[Dataset entries]
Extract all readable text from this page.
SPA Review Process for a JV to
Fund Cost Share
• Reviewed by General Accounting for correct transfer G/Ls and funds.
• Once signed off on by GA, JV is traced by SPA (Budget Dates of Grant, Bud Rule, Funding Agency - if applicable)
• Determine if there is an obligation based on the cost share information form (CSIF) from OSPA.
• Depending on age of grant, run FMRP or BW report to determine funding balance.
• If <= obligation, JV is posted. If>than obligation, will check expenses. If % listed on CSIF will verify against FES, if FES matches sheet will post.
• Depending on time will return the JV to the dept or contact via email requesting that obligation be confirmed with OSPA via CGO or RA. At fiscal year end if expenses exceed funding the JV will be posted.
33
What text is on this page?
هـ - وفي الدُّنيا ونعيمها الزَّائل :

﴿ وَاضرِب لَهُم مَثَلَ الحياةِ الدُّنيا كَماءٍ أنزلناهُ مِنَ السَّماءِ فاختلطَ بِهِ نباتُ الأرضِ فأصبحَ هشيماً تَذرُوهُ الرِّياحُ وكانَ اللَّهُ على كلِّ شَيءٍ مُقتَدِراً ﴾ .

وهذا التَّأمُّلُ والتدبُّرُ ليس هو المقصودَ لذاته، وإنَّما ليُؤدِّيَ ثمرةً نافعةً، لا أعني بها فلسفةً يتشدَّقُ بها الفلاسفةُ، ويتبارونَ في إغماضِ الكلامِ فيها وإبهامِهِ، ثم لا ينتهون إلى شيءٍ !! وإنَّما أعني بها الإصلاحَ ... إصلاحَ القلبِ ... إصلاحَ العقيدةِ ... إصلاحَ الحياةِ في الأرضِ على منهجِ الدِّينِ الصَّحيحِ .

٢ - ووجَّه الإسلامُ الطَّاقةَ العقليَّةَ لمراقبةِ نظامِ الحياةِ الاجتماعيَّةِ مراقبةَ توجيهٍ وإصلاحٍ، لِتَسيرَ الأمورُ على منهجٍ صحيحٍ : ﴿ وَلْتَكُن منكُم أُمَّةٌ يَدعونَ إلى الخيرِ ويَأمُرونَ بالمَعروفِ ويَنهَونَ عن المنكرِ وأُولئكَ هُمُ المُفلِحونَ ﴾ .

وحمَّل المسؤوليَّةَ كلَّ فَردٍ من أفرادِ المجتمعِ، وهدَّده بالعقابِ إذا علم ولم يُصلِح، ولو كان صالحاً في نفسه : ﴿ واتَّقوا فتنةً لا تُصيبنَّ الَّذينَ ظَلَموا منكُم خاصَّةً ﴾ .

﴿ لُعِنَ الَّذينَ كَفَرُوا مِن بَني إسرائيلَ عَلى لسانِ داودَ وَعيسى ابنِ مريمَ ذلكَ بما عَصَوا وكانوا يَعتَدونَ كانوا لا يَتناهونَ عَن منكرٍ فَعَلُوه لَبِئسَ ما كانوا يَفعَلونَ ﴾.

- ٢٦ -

■ **STATED EXERCISE**
Count each line above in which the string "OSPA" appears, then state only the total.

■ **RESULT**
2